== Extracto del documento ==
Hegseth, en una ceremonia ante mandos militares de alto rango, declaró el fin de las “políticas sensibles” y anunció directivas de estándares físicos más exigentes –pero ambiguos–, prometiendo erradicar cualquier liderazgo “políticamente correcto”. Pero lo más escandaloso fue su anuncio de mantener las Medallas de Honor otorgadas a los soldados responsables de la masacre de Wounded Knee en 1890.
Wounded Knee: cuando premiar el genocidio se vuelve política de Estado
La masacre de Wounded Knee ocurrió en la reserva indígena de Pine Ridge, en Dakota del Sur, donde entre 250 y 300 indígenas Lakota –en su mayoría mujeres y niños– fueron asesinados a manos de tropas estadounidenses. Esto fue después de que cesaran los combates, lo que convierte el acto en un crimen de guerra según estándares modernos.
Estos eventos fueron ampliamente documentados. El general del Ejército, Nelson A. Miles, escribiría: “Nunca he oído de una masacre más brutal y a sangre fría que la de Wounded Knee”. A pesar del horror registrado, 20 soldados recibieron la Medalla de Honor, el más alto reconocimiento militar del país.
===
▶ Instrucciones de la tarea
Continúe el texto de arriba sobre las Medallas de Honor de Wounded Knee a partir de su última oración.
== Extractos de datos ==
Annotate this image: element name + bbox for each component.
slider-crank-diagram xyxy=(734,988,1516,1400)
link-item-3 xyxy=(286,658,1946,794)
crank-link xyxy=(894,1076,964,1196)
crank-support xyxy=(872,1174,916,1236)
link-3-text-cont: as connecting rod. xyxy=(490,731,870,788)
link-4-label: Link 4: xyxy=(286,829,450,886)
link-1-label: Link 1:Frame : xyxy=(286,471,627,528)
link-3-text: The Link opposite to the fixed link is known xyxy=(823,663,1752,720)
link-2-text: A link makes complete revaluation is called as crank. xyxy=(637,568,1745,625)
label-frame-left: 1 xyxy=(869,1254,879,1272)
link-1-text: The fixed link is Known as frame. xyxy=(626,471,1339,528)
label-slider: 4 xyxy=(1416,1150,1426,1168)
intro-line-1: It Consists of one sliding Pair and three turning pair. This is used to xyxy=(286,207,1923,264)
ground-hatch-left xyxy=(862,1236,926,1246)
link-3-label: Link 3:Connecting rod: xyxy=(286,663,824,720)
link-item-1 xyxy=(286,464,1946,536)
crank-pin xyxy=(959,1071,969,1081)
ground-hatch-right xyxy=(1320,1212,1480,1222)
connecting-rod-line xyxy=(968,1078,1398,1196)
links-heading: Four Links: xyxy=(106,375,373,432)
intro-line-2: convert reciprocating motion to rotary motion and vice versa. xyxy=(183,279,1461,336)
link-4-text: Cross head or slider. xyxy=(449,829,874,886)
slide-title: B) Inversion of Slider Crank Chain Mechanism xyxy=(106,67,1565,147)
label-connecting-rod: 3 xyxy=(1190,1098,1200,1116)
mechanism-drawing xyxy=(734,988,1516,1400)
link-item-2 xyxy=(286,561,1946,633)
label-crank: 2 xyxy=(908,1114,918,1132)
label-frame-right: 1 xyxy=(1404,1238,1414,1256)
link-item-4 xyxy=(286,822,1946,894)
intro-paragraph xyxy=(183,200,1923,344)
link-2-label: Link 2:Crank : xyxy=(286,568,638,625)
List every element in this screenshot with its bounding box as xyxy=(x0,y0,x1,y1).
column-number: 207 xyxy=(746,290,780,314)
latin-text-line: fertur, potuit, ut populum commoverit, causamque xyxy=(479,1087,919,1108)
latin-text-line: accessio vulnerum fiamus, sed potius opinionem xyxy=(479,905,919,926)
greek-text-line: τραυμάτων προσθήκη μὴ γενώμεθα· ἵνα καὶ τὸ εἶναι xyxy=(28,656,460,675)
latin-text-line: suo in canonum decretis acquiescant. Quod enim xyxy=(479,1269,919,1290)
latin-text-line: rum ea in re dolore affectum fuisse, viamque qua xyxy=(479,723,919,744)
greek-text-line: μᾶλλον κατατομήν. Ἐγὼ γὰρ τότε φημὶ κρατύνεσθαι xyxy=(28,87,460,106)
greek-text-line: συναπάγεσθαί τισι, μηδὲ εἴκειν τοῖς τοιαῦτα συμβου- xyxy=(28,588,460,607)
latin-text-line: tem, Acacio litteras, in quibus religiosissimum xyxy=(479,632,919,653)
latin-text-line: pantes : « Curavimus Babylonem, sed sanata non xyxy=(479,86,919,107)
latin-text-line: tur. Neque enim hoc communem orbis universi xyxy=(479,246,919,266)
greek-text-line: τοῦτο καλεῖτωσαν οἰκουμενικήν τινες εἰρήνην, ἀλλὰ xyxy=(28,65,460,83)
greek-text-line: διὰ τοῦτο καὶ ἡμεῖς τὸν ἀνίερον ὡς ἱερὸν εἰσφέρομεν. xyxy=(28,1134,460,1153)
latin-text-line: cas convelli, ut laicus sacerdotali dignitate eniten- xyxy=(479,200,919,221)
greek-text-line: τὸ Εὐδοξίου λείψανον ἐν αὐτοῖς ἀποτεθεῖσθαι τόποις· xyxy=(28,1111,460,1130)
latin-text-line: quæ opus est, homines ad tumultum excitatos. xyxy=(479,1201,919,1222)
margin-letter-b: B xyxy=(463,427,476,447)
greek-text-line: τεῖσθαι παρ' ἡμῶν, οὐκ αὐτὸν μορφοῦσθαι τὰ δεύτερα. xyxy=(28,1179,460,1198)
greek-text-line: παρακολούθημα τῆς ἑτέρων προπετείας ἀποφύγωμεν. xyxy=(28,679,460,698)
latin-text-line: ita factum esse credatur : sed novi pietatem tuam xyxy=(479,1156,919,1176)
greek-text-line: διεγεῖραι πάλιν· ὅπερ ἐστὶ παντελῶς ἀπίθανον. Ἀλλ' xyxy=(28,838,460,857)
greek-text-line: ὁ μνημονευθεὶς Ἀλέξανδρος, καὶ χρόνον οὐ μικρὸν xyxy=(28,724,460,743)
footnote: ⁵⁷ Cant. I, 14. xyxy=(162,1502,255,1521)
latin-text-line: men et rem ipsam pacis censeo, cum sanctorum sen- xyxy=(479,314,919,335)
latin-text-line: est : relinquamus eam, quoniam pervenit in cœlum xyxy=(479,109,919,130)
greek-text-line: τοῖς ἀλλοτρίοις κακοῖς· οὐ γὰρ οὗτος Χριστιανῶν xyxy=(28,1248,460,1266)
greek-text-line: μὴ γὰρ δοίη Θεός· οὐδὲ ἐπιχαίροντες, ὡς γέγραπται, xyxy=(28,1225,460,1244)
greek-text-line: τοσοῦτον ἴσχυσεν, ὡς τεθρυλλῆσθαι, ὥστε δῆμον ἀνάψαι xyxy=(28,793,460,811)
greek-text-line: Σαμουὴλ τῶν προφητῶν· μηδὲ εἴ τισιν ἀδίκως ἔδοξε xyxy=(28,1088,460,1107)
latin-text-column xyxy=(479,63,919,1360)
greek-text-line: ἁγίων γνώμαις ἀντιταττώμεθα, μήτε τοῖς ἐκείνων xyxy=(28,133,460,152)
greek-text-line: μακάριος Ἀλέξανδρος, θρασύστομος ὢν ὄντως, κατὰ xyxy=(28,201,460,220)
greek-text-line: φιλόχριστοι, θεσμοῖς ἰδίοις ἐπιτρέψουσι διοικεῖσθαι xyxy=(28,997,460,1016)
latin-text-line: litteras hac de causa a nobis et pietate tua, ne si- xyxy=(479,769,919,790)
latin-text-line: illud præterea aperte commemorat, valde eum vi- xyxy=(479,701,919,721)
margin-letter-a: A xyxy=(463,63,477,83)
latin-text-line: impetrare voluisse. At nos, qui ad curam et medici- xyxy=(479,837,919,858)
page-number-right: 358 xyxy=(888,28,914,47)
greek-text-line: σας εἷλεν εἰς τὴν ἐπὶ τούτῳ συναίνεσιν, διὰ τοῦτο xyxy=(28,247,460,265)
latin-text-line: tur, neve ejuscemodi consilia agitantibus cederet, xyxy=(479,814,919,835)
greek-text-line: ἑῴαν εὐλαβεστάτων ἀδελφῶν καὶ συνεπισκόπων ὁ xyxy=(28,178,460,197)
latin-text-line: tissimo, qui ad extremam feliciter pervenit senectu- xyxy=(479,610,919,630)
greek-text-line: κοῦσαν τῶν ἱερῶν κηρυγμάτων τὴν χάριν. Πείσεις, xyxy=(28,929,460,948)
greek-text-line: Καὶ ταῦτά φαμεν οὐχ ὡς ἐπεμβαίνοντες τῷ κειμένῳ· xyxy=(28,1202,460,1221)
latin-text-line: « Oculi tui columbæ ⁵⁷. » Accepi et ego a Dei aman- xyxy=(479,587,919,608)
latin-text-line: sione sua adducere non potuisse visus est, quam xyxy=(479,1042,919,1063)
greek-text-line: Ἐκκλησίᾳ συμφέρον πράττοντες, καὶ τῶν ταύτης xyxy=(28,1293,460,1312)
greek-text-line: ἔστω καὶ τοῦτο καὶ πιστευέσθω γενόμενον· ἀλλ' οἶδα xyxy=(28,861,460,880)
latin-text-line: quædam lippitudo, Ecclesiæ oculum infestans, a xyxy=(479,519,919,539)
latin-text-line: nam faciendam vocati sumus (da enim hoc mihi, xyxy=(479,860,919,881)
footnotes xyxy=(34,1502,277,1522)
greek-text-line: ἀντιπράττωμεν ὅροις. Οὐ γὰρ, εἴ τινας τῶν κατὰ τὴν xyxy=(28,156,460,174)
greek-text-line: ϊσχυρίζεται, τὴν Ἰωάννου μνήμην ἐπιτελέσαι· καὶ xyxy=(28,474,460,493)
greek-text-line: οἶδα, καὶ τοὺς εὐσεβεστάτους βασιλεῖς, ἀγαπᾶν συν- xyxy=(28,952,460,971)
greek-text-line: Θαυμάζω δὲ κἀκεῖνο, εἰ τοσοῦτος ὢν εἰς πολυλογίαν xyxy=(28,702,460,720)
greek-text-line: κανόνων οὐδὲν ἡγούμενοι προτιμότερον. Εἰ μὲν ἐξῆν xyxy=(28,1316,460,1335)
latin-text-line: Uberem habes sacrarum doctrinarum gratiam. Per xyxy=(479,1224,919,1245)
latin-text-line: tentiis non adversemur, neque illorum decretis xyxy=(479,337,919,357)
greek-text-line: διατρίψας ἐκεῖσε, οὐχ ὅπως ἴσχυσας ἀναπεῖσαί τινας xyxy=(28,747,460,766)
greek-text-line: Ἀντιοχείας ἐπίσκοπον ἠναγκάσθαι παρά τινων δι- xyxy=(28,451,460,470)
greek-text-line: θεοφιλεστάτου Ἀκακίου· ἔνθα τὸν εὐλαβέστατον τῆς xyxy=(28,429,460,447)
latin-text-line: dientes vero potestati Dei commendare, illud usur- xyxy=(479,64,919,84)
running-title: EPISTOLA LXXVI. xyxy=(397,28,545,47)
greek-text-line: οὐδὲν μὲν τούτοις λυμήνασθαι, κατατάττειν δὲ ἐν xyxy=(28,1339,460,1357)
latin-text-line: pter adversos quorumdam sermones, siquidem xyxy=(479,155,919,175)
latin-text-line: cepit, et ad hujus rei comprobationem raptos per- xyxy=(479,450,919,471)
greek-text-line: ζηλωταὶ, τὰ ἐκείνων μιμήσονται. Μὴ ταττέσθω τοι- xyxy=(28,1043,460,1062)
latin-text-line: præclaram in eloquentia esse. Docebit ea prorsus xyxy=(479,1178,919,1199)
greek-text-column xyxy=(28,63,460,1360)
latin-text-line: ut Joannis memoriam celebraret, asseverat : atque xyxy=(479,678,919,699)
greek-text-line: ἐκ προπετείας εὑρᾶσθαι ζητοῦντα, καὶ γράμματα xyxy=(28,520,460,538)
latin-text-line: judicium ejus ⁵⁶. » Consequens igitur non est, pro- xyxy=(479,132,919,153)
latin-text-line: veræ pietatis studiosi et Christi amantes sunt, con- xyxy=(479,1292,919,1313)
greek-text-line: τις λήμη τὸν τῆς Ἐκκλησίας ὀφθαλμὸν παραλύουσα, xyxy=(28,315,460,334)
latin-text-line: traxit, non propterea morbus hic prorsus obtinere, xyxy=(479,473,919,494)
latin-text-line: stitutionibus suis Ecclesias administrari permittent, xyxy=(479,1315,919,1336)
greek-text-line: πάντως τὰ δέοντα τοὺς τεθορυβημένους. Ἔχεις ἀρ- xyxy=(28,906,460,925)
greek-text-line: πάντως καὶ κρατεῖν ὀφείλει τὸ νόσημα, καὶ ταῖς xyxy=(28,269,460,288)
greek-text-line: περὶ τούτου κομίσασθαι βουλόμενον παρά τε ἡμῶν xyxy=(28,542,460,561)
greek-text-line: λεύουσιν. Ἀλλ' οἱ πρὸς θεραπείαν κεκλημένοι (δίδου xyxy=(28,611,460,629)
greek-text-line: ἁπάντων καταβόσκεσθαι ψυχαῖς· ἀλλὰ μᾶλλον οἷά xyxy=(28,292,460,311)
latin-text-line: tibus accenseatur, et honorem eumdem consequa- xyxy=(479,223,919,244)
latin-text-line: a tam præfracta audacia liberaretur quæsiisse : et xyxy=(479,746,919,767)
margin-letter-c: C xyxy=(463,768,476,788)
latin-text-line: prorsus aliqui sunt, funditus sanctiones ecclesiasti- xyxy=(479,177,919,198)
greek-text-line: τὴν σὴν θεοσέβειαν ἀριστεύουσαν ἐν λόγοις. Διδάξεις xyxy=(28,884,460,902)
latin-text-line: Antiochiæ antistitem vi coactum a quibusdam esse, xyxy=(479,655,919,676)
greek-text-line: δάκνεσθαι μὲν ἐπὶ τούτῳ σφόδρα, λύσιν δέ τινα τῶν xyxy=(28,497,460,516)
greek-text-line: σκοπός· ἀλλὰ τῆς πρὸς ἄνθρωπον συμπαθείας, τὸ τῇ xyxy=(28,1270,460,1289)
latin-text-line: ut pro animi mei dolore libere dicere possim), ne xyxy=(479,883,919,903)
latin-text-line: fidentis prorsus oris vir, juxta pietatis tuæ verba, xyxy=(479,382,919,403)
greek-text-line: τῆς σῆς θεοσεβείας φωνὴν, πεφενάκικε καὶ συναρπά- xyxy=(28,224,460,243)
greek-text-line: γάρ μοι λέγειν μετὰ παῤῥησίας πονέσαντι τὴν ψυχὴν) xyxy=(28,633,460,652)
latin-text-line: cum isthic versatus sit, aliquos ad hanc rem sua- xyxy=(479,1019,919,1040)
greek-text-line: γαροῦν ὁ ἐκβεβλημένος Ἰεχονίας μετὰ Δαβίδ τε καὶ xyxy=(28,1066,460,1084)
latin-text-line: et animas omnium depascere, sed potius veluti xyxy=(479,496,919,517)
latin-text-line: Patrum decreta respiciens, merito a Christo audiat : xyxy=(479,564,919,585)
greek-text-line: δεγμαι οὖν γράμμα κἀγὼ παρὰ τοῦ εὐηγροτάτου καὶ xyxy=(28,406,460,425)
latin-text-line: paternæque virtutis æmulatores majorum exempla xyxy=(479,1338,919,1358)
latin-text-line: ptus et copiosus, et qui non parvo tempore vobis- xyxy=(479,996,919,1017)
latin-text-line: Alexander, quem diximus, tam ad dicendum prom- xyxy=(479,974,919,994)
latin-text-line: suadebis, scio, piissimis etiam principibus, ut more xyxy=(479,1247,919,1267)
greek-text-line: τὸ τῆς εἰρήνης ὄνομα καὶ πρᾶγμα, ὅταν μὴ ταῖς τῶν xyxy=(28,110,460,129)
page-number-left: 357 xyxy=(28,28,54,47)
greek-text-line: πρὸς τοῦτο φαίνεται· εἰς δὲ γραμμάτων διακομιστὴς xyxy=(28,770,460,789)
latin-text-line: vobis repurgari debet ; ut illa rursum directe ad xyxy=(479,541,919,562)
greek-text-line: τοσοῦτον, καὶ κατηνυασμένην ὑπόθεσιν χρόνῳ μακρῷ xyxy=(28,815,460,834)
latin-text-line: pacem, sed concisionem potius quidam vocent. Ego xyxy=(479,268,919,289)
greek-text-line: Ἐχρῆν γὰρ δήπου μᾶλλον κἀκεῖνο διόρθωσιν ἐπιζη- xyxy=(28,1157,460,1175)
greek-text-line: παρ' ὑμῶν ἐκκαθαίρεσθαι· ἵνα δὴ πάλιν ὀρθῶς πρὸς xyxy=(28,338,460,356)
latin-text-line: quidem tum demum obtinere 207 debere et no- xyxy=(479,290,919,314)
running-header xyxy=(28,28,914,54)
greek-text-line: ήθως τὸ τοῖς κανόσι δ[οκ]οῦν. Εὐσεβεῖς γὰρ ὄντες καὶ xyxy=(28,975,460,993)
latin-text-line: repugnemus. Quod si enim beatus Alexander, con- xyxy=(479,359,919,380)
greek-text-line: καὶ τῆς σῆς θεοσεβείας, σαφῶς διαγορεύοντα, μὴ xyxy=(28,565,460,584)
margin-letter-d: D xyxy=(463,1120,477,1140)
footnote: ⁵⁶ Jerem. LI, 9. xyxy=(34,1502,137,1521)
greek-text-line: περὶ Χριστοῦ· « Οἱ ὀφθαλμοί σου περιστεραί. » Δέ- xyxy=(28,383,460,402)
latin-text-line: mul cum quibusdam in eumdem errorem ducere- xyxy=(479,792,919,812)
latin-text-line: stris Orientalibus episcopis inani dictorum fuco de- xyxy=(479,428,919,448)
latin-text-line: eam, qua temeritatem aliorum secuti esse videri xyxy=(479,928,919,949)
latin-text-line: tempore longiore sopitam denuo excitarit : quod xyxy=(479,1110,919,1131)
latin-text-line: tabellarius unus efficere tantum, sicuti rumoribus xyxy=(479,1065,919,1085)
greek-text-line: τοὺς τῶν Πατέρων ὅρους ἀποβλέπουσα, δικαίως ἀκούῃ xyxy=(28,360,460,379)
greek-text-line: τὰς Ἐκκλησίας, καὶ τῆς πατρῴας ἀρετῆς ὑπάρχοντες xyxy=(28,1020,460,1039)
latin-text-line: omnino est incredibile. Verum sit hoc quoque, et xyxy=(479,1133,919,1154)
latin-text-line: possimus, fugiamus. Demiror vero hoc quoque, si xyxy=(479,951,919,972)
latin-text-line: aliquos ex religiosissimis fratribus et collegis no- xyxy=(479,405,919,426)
===
▶ Resultado de la tarea
Durante décadas, líderes indígenas y congresistas han exigido que se rescindan esas medallas. En 1990, el Congreso incluso aprobó una resolución que calificó Wounded Knee como “masacre” y expresó su profundo pesar al pueblo sioux.
Indignación histórica contra la narrativa oficial
Tras la negativa de Hegseth a revocar las medallas, líderes indígenas no tardaron en reaccionar. Janet Alkire, presidenta tribal Sioux de Standing Rock, afirmó que “los actos en Wounded Knee no fueron de honor y no merecen condecoración”. OJ Semans, activista de Rosebud Sioux, agregó: “Es desgarrador saber que la verdad está siendo enterrada nuevamente por ganancias políticas”.
La senadora Elizabeth Warren prometió seguir trabajando legislativamente para anular estas medallas. “No podemos ser una nación que celebra y recompensa actos de violencia horrorosos”, declaró.
El lingüista y profesor indígena Philip Deloria, de Harvard, denunció la versión de Hegseth como una tergiversación manipulada de la historia. “Ver esta atrocidad histórica como una ‘batalla’ es borrar la humanidad de quienes fueron masacrados. Nosotros siempre estaremos aquí para cuestionar esa versión celebratoria y sanitizada.”
Las heridas del pasado viven en el presente
David Treuer, escritor Ojibwe y autor de “The Heartbeat of Wounded Knee”, asegura que la masacre marcó el final de la resistencia indígena y, simbólicamente, la muerte de cualquier vestigio de moralidad en la historia estadounidense. “Lo que también murió en esas llanuras fue cualquier noción del ‘bien’ de América”, afirmó.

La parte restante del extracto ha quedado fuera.